◆ PROMPT
Using the entries below, give the count of lines that hold "Ennepetal". Say nothing besides the number.

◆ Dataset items
==============================

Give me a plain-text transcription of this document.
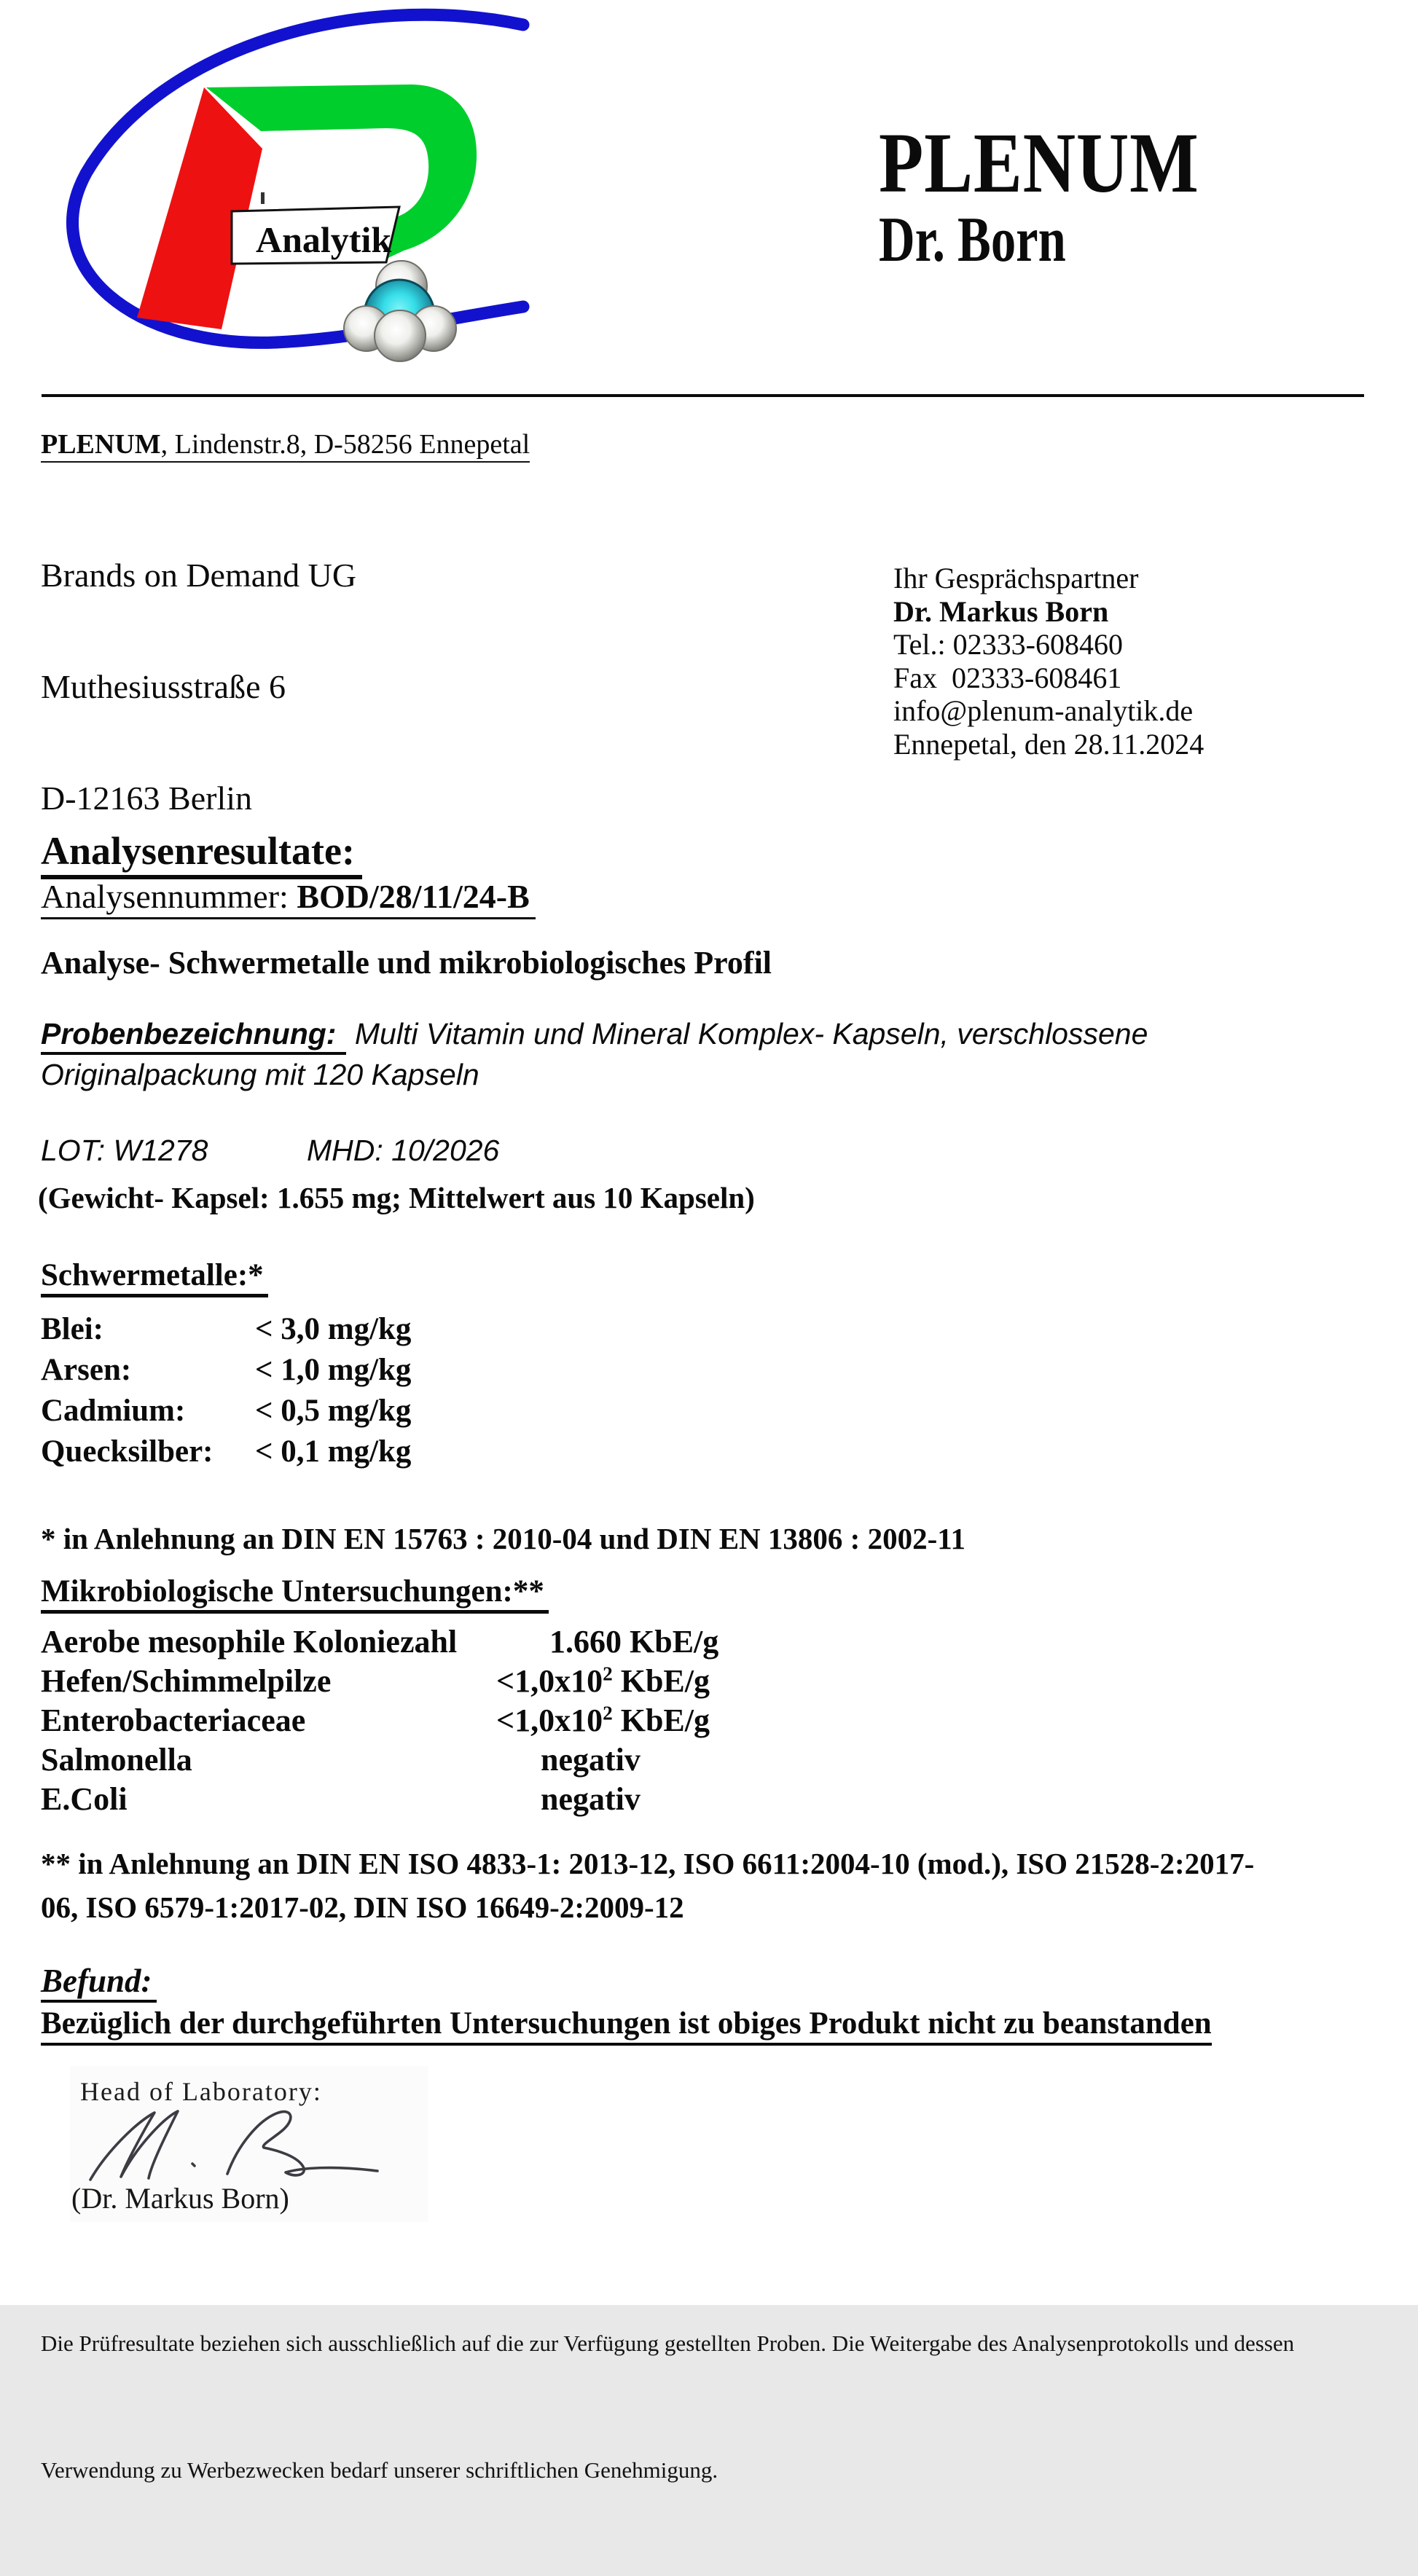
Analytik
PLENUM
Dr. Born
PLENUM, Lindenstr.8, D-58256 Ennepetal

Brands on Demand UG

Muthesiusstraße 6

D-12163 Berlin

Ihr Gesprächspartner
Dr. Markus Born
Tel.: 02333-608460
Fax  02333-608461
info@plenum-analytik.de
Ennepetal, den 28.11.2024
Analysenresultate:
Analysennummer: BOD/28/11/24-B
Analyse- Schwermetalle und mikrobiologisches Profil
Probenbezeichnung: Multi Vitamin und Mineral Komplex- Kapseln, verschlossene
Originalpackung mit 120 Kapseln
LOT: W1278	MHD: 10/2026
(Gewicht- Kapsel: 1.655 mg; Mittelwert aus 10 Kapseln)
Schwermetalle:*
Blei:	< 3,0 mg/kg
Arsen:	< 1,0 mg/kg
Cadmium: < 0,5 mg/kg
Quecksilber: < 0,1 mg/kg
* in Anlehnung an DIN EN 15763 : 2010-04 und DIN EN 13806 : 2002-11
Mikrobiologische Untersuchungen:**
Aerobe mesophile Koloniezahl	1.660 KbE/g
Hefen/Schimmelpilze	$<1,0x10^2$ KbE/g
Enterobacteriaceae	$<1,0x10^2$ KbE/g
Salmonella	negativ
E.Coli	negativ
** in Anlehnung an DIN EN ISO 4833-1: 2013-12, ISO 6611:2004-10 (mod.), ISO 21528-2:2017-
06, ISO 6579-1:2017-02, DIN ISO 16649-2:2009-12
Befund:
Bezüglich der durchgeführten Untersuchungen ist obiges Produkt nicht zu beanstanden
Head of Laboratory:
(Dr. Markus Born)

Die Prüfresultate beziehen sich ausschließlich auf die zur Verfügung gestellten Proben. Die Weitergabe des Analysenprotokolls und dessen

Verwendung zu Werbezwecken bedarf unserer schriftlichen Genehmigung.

==============================

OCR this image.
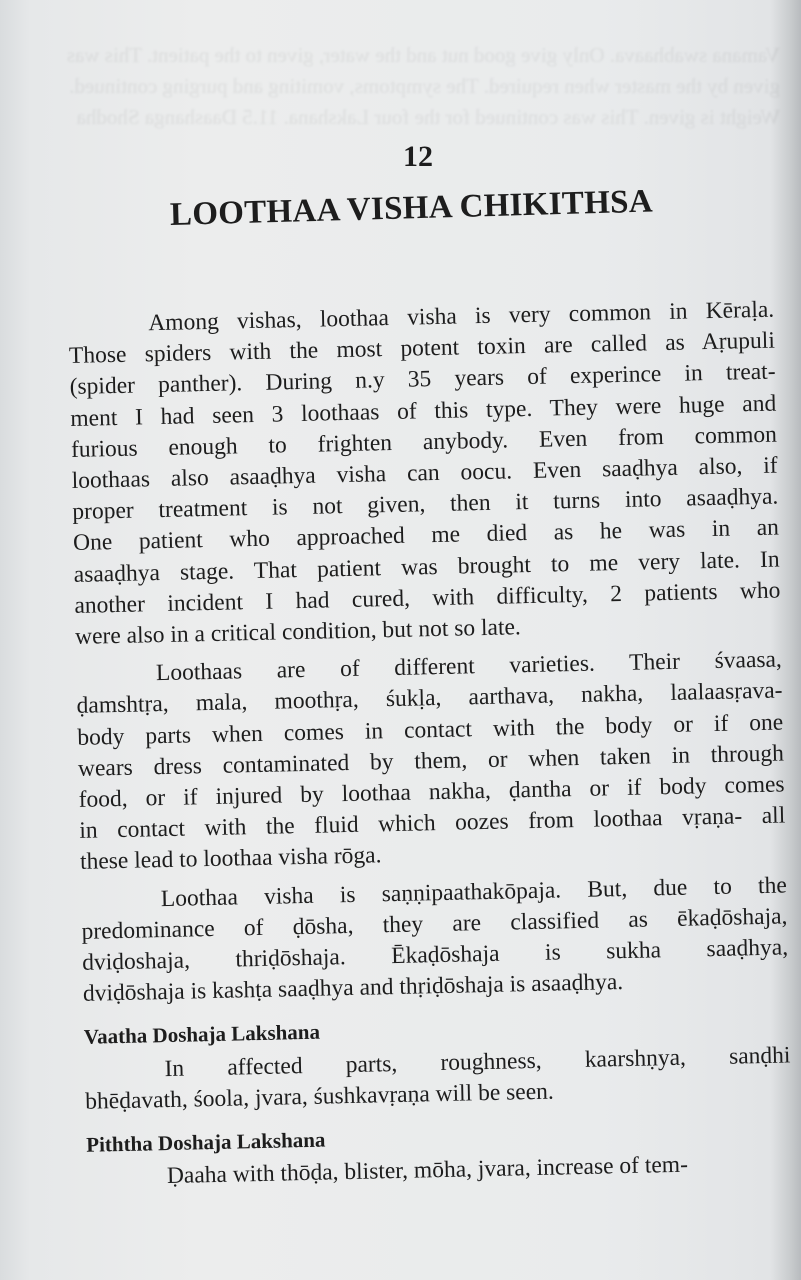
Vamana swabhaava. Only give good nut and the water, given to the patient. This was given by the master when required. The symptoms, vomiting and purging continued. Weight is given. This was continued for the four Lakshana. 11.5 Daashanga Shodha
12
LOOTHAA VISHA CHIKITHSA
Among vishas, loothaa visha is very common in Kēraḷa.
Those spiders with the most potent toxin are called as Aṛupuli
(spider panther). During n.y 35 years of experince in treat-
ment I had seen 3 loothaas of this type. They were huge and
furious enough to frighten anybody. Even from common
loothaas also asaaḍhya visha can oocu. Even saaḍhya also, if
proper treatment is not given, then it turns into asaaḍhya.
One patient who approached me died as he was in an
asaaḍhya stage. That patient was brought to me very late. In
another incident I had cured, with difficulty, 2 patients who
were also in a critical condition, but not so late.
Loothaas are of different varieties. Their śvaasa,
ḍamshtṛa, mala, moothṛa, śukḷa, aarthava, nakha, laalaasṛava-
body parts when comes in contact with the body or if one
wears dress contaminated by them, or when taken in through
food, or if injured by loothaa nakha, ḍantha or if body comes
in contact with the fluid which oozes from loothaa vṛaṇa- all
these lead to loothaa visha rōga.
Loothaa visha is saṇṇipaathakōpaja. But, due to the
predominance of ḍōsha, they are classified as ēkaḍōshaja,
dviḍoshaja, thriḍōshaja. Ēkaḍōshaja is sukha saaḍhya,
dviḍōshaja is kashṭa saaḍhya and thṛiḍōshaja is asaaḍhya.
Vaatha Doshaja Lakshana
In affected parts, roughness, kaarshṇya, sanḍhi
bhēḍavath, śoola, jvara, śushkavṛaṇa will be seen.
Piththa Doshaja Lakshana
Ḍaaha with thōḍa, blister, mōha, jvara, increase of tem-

==============================

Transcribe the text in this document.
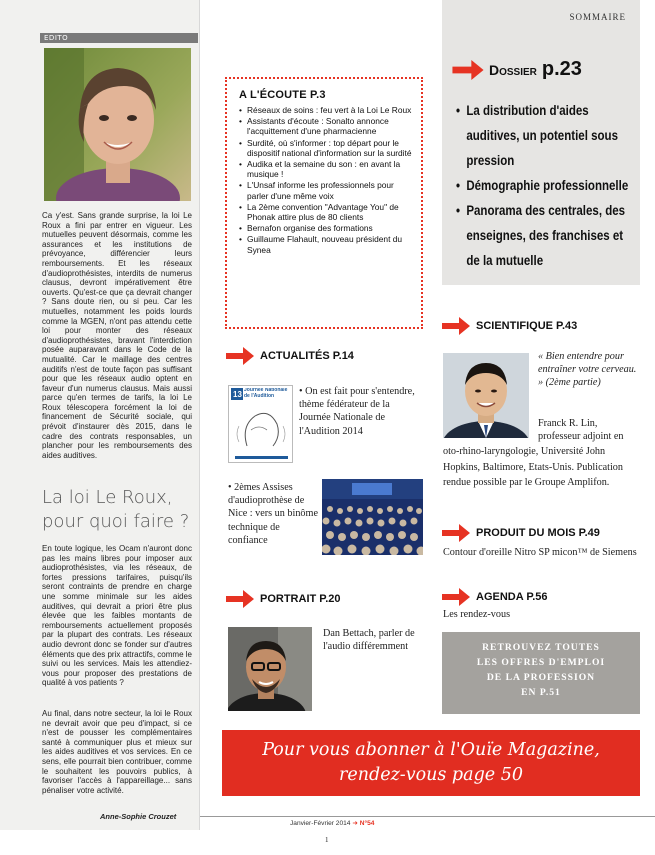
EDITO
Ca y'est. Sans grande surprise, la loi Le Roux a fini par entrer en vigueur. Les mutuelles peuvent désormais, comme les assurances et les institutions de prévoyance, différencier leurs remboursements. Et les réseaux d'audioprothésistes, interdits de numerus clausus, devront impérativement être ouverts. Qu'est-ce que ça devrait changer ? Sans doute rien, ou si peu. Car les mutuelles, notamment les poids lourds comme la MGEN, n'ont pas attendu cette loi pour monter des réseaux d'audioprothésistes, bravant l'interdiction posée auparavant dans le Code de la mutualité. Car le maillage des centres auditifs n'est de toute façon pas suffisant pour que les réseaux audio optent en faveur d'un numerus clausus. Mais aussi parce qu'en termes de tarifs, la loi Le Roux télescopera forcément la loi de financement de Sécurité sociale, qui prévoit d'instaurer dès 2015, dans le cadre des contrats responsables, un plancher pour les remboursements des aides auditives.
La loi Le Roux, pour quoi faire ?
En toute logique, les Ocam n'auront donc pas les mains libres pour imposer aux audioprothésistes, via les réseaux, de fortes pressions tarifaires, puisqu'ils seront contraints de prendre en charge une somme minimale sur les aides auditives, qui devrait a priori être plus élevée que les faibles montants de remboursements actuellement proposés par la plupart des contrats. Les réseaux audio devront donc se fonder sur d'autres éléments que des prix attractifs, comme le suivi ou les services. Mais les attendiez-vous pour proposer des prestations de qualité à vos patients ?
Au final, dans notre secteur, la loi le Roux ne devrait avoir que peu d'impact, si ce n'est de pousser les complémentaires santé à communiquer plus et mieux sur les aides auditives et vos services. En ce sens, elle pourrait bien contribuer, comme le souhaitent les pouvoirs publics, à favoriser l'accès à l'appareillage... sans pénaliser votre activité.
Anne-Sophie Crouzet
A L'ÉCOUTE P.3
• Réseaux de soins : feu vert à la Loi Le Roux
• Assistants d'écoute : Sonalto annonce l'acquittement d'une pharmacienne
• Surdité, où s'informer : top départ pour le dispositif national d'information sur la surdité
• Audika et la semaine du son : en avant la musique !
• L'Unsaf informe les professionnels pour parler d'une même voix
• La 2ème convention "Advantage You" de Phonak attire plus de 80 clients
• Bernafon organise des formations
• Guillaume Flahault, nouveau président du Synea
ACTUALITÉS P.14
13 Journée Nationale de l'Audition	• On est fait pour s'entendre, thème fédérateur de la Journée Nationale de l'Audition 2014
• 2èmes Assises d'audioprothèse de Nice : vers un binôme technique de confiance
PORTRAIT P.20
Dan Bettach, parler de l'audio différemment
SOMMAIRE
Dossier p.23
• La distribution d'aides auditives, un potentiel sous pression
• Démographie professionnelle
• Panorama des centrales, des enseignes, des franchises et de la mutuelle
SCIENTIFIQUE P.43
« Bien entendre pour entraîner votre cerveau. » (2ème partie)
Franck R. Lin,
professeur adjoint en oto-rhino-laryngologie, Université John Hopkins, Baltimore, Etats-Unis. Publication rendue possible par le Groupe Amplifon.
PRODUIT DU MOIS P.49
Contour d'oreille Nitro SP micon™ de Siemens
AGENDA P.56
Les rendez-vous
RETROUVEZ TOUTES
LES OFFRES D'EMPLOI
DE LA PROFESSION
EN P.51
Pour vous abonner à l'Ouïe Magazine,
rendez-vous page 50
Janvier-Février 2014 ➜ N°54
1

==============================

◆ EXERCISE ANSWER
2